▸ Goal of the exercise: Copy out every line that contains "Bermann".

▸ Provided information:
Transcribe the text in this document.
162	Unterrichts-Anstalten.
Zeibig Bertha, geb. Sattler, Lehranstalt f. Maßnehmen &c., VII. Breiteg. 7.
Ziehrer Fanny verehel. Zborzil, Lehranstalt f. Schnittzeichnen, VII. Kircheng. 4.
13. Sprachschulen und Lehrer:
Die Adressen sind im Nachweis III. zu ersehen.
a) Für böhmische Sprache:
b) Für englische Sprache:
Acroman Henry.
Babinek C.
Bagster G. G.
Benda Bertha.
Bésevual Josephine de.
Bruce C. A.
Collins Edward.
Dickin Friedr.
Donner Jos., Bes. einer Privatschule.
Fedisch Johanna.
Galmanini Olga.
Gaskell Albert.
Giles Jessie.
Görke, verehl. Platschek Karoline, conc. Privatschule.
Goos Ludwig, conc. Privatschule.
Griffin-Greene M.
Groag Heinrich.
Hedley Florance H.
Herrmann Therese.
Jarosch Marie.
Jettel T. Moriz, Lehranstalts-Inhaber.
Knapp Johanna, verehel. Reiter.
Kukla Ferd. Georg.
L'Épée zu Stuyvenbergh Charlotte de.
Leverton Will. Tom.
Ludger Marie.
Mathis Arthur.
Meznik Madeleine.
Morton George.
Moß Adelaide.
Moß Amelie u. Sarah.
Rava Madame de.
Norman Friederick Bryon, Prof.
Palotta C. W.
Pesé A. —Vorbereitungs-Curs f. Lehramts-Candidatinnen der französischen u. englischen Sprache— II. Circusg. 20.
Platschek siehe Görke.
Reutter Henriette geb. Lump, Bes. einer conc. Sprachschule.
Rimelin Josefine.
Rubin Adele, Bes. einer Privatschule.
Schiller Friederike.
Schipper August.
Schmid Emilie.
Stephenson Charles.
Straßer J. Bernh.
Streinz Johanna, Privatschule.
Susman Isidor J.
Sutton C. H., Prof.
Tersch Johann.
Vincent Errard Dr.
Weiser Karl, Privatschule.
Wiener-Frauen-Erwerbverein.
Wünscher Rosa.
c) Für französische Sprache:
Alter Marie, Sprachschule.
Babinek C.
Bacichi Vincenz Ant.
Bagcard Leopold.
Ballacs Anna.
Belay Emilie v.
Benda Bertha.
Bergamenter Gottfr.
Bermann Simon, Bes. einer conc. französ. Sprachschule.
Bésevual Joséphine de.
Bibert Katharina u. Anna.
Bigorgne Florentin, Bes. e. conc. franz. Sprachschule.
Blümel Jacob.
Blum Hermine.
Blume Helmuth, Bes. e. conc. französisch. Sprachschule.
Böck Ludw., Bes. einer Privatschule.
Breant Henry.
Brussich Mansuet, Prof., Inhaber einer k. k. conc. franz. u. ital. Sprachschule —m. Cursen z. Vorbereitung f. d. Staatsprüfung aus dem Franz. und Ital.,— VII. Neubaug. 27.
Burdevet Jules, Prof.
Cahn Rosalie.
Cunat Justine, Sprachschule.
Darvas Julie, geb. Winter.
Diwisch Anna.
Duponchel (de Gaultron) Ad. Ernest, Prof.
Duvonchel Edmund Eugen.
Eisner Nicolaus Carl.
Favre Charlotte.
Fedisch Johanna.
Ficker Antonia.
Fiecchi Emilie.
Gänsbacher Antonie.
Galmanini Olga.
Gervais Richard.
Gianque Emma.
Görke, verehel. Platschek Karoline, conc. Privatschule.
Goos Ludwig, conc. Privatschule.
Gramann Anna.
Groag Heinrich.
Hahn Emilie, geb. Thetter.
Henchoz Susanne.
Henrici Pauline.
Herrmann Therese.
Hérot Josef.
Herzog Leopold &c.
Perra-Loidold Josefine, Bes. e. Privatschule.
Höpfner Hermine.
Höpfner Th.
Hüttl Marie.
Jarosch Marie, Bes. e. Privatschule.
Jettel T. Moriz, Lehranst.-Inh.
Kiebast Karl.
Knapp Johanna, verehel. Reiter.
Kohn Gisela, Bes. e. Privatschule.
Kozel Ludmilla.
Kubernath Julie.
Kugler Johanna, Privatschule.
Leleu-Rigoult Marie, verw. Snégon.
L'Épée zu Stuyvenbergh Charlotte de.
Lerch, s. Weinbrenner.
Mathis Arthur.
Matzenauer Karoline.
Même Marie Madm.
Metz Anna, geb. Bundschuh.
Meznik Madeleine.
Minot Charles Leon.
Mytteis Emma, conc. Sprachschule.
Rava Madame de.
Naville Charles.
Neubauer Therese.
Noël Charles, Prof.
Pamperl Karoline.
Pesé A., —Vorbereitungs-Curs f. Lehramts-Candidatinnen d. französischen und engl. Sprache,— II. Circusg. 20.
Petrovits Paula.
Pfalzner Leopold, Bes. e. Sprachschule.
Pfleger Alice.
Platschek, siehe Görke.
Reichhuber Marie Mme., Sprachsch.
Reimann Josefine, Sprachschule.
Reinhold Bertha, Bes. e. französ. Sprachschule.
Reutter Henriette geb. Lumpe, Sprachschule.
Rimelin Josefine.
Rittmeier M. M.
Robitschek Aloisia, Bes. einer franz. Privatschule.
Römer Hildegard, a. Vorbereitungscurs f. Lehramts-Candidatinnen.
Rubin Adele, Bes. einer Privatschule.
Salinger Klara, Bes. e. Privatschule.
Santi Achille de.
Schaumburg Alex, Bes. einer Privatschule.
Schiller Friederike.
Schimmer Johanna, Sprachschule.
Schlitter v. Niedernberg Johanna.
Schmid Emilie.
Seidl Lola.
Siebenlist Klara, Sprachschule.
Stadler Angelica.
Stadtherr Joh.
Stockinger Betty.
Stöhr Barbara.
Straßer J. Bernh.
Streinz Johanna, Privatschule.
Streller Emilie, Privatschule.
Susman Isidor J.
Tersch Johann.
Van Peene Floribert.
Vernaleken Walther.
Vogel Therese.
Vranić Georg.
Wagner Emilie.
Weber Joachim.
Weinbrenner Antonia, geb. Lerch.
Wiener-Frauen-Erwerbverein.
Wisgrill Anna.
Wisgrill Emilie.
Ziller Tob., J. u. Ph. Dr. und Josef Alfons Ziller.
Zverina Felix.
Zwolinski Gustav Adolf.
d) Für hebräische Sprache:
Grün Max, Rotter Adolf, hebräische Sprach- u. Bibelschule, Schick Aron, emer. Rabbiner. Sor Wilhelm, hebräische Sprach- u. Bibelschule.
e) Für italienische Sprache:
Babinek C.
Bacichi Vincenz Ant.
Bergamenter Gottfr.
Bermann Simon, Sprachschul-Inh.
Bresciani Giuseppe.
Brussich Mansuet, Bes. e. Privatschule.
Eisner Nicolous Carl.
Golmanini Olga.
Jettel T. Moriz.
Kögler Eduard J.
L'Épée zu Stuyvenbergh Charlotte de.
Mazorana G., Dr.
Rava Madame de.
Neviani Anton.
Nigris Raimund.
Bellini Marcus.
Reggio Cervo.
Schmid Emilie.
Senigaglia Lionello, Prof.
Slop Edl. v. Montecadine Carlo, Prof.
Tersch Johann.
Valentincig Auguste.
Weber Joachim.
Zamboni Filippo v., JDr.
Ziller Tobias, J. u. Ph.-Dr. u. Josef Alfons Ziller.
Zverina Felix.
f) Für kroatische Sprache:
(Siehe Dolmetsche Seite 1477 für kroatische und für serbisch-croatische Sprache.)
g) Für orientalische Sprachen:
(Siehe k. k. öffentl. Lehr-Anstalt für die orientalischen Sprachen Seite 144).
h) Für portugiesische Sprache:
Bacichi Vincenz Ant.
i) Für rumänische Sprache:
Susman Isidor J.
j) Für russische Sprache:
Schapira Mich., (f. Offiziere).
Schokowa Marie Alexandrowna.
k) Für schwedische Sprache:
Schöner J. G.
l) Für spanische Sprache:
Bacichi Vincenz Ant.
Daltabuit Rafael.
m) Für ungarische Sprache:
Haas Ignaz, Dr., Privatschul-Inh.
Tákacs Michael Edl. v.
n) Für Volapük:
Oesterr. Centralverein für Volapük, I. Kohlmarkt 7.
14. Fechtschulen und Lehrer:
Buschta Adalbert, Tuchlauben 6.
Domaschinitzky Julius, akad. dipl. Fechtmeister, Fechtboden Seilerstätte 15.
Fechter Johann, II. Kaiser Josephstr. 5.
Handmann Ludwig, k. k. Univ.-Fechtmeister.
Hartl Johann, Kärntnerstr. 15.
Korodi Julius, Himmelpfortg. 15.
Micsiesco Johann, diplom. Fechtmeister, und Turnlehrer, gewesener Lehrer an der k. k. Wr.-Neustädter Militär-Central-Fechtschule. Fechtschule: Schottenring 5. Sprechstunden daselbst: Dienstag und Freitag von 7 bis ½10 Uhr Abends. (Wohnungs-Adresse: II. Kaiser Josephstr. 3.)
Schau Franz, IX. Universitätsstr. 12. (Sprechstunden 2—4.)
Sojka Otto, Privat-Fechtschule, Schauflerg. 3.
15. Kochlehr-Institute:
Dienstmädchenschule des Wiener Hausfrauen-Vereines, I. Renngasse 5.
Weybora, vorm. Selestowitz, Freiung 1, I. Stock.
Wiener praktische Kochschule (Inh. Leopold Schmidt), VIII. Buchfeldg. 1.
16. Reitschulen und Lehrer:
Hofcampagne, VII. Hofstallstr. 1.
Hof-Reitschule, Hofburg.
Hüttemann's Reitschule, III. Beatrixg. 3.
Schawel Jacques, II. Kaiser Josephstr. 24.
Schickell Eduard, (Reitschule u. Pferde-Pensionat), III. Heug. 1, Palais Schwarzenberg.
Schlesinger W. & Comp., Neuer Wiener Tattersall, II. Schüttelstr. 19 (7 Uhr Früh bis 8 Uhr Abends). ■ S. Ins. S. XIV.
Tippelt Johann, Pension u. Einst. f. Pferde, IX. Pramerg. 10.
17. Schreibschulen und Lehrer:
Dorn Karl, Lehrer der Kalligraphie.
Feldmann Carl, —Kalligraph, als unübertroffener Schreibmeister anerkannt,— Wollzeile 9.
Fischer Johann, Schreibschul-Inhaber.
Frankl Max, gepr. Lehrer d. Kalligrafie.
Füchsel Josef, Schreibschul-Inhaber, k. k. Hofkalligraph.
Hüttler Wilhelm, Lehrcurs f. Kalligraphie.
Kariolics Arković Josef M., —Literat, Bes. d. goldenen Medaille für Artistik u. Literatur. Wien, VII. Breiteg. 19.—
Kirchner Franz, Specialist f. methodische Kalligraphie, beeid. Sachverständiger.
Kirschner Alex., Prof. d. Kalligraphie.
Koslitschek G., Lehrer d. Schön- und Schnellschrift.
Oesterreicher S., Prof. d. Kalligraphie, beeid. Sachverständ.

▸ The solution:
Bermann Simon, Bes. einer conc. französ. Sprachschule.
Bermann Simon, Sprachschul-Inh.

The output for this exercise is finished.